## Work to be completed
Pictures stay out of your copy, but everything else in the records below must be repeated exactly.

## Records supplied
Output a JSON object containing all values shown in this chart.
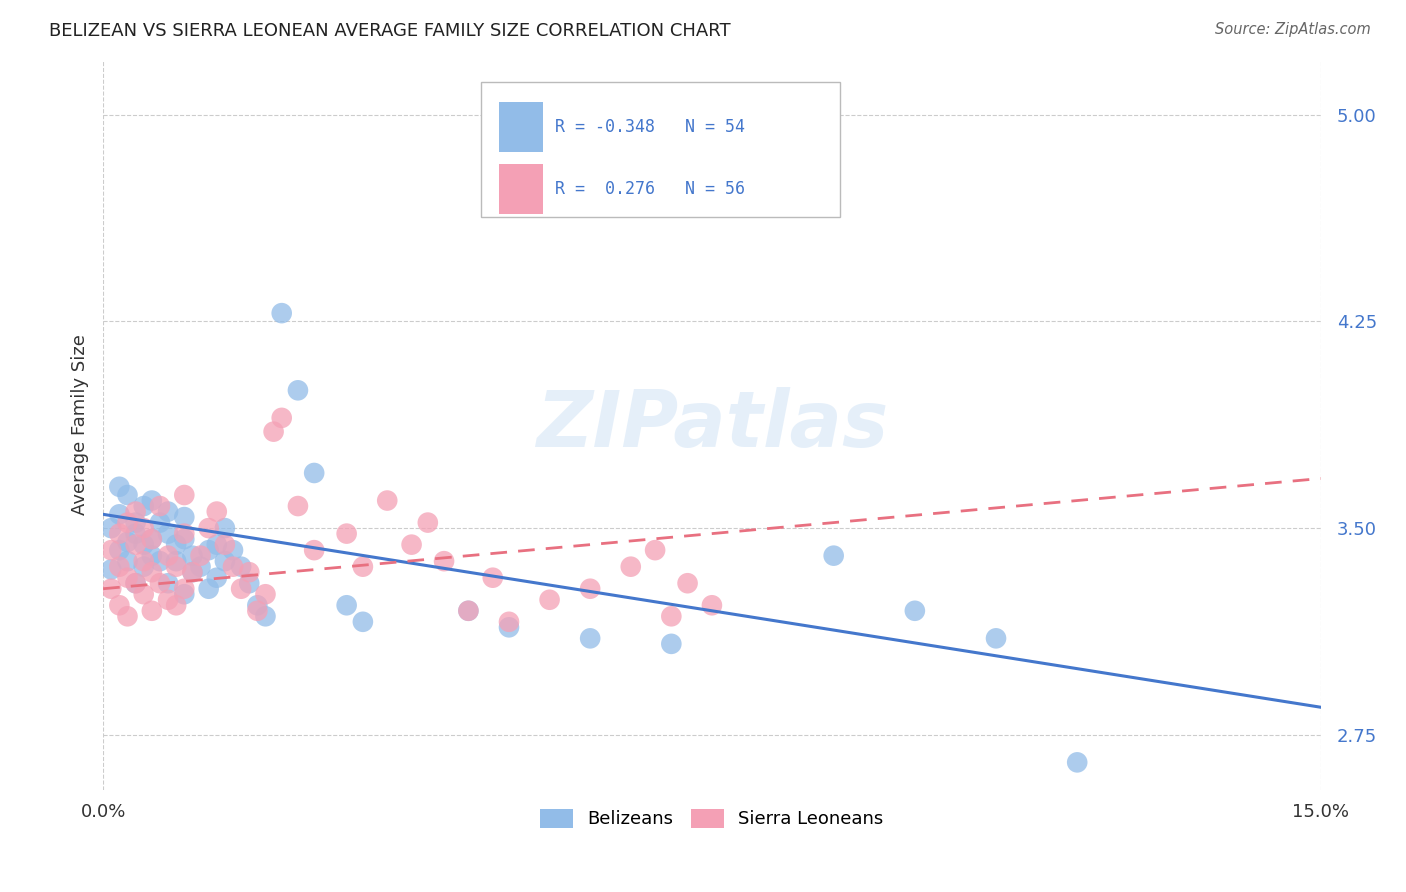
{
  "title": "BELIZEAN VS SIERRA LEONEAN AVERAGE FAMILY SIZE CORRELATION CHART",
  "source": "Source: ZipAtlas.com",
  "ylabel": "Average Family Size",
  "xlim": [
    0.0,
    0.15
  ],
  "ylim": [
    2.55,
    5.2
  ],
  "yticks": [
    2.75,
    3.5,
    4.25,
    5.0
  ],
  "grid_color": "#cccccc",
  "bg_color": "#ffffff",
  "watermark": "ZIPatlas",
  "belizean_color": "#92bce8",
  "sierra_leonean_color": "#f4a0b5",
  "belizean_line_color": "#4477cc",
  "sierra_leonean_line_color": "#e87080",
  "R_belizean": -0.348,
  "N_belizean": 54,
  "R_sierra": 0.276,
  "N_sierra": 56,
  "blue_line_x0": 0.0,
  "blue_line_y0": 3.55,
  "blue_line_x1": 0.15,
  "blue_line_y1": 2.85,
  "pink_line_x0": 0.0,
  "pink_line_y0": 3.28,
  "pink_line_x1": 0.15,
  "pink_line_y1": 3.68,
  "belizean_pts_x": [
    0.001,
    0.001,
    0.002,
    0.002,
    0.002,
    0.003,
    0.003,
    0.003,
    0.004,
    0.004,
    0.004,
    0.005,
    0.005,
    0.005,
    0.006,
    0.006,
    0.006,
    0.007,
    0.007,
    0.008,
    0.008,
    0.008,
    0.009,
    0.009,
    0.01,
    0.01,
    0.01,
    0.011,
    0.011,
    0.012,
    0.013,
    0.013,
    0.014,
    0.014,
    0.015,
    0.015,
    0.016,
    0.017,
    0.018,
    0.019,
    0.02,
    0.022,
    0.024,
    0.026,
    0.03,
    0.032,
    0.045,
    0.05,
    0.06,
    0.07,
    0.09,
    0.1,
    0.11,
    0.12
  ],
  "belizean_pts_y": [
    3.5,
    3.35,
    3.55,
    3.65,
    3.42,
    3.45,
    3.38,
    3.62,
    3.48,
    3.52,
    3.3,
    3.44,
    3.58,
    3.36,
    3.46,
    3.4,
    3.6,
    3.38,
    3.52,
    3.48,
    3.56,
    3.3,
    3.44,
    3.38,
    3.46,
    3.54,
    3.26,
    3.4,
    3.34,
    3.36,
    3.42,
    3.28,
    3.44,
    3.32,
    3.38,
    3.5,
    3.42,
    3.36,
    3.3,
    3.22,
    3.18,
    4.28,
    4.0,
    3.7,
    3.22,
    3.16,
    3.2,
    3.14,
    3.1,
    3.08,
    3.4,
    3.2,
    3.1,
    2.65
  ],
  "sierra_pts_x": [
    0.001,
    0.001,
    0.002,
    0.002,
    0.002,
    0.003,
    0.003,
    0.003,
    0.004,
    0.004,
    0.004,
    0.005,
    0.005,
    0.005,
    0.006,
    0.006,
    0.006,
    0.007,
    0.007,
    0.008,
    0.008,
    0.009,
    0.009,
    0.01,
    0.01,
    0.01,
    0.011,
    0.012,
    0.013,
    0.014,
    0.015,
    0.016,
    0.017,
    0.018,
    0.019,
    0.02,
    0.021,
    0.022,
    0.024,
    0.026,
    0.03,
    0.032,
    0.035,
    0.038,
    0.04,
    0.042,
    0.045,
    0.048,
    0.05,
    0.055,
    0.06,
    0.065,
    0.068,
    0.07,
    0.072,
    0.075
  ],
  "sierra_pts_y": [
    3.42,
    3.28,
    3.48,
    3.36,
    3.22,
    3.52,
    3.32,
    3.18,
    3.44,
    3.3,
    3.56,
    3.38,
    3.26,
    3.5,
    3.34,
    3.2,
    3.46,
    3.3,
    3.58,
    3.4,
    3.24,
    3.36,
    3.22,
    3.48,
    3.28,
    3.62,
    3.34,
    3.4,
    3.5,
    3.56,
    3.44,
    3.36,
    3.28,
    3.34,
    3.2,
    3.26,
    3.85,
    3.9,
    3.58,
    3.42,
    3.48,
    3.36,
    3.6,
    3.44,
    3.52,
    3.38,
    3.2,
    3.32,
    3.16,
    3.24,
    3.28,
    3.36,
    3.42,
    3.18,
    3.3,
    3.22
  ]
}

## Exercise response
Output a JSON object containing all values shown in this chart.
{
  "title": "BELIZEAN VS SIERRA LEONEAN AVERAGE FAMILY SIZE CORRELATION CHART",
  "source": "Source: ZipAtlas.com",
  "ylabel": "Average Family Size",
  "xlim": [
    0.0,
    0.15
  ],
  "ylim": [
    2.55,
    5.2
  ],
  "yticks": [
    2.75,
    3.5,
    4.25,
    5.0
  ],
  "grid_color": "#cccccc",
  "bg_color": "#ffffff",
  "watermark": "ZIPatlas",
  "belizean_color": "#92bce8",
  "sierra_leonean_color": "#f4a0b5",
  "belizean_line_color": "#4477cc",
  "sierra_leonean_line_color": "#e87080",
  "R_belizean": -0.348,
  "N_belizean": 54,
  "R_sierra": 0.276,
  "N_sierra": 56,
  "blue_line_x0": 0.0,
  "blue_line_y0": 3.55,
  "blue_line_x1": 0.15,
  "blue_line_y1": 2.85,
  "pink_line_x0": 0.0,
  "pink_line_y0": 3.28,
  "pink_line_x1": 0.15,
  "pink_line_y1": 3.68,
  "belizean_pts_x": [
    0.001,
    0.001,
    0.002,
    0.002,
    0.002,
    0.003,
    0.003,
    0.003,
    0.004,
    0.004,
    0.004,
    0.005,
    0.005,
    0.005,
    0.006,
    0.006,
    0.006,
    0.007,
    0.007,
    0.008,
    0.008,
    0.008,
    0.009,
    0.009,
    0.01,
    0.01,
    0.01,
    0.011,
    0.011,
    0.012,
    0.013,
    0.013,
    0.014,
    0.014,
    0.015,
    0.015,
    0.016,
    0.017,
    0.018,
    0.019,
    0.02,
    0.022,
    0.024,
    0.026,
    0.03,
    0.032,
    0.045,
    0.05,
    0.06,
    0.07,
    0.09,
    0.1,
    0.11,
    0.12
  ],
  "belizean_pts_y": [
    3.5,
    3.35,
    3.55,
    3.65,
    3.42,
    3.45,
    3.38,
    3.62,
    3.48,
    3.52,
    3.3,
    3.44,
    3.58,
    3.36,
    3.46,
    3.4,
    3.6,
    3.38,
    3.52,
    3.48,
    3.56,
    3.3,
    3.44,
    3.38,
    3.46,
    3.54,
    3.26,
    3.4,
    3.34,
    3.36,
    3.42,
    3.28,
    3.44,
    3.32,
    3.38,
    3.5,
    3.42,
    3.36,
    3.3,
    3.22,
    3.18,
    4.28,
    4.0,
    3.7,
    3.22,
    3.16,
    3.2,
    3.14,
    3.1,
    3.08,
    3.4,
    3.2,
    3.1,
    2.65
  ],
  "sierra_pts_x": [
    0.001,
    0.001,
    0.002,
    0.002,
    0.002,
    0.003,
    0.003,
    0.003,
    0.004,
    0.004,
    0.004,
    0.005,
    0.005,
    0.005,
    0.006,
    0.006,
    0.006,
    0.007,
    0.007,
    0.008,
    0.008,
    0.009,
    0.009,
    0.01,
    0.01,
    0.01,
    0.011,
    0.012,
    0.013,
    0.014,
    0.015,
    0.016,
    0.017,
    0.018,
    0.019,
    0.02,
    0.021,
    0.022,
    0.024,
    0.026,
    0.03,
    0.032,
    0.035,
    0.038,
    0.04,
    0.042,
    0.045,
    0.048,
    0.05,
    0.055,
    0.06,
    0.065,
    0.068,
    0.07,
    0.072,
    0.075
  ],
  "sierra_pts_y": [
    3.42,
    3.28,
    3.48,
    3.36,
    3.22,
    3.52,
    3.32,
    3.18,
    3.44,
    3.3,
    3.56,
    3.38,
    3.26,
    3.5,
    3.34,
    3.2,
    3.46,
    3.3,
    3.58,
    3.4,
    3.24,
    3.36,
    3.22,
    3.48,
    3.28,
    3.62,
    3.34,
    3.4,
    3.5,
    3.56,
    3.44,
    3.36,
    3.28,
    3.34,
    3.2,
    3.26,
    3.85,
    3.9,
    3.58,
    3.42,
    3.48,
    3.36,
    3.6,
    3.44,
    3.52,
    3.38,
    3.2,
    3.32,
    3.16,
    3.24,
    3.28,
    3.36,
    3.42,
    3.18,
    3.3,
    3.22
  ]
}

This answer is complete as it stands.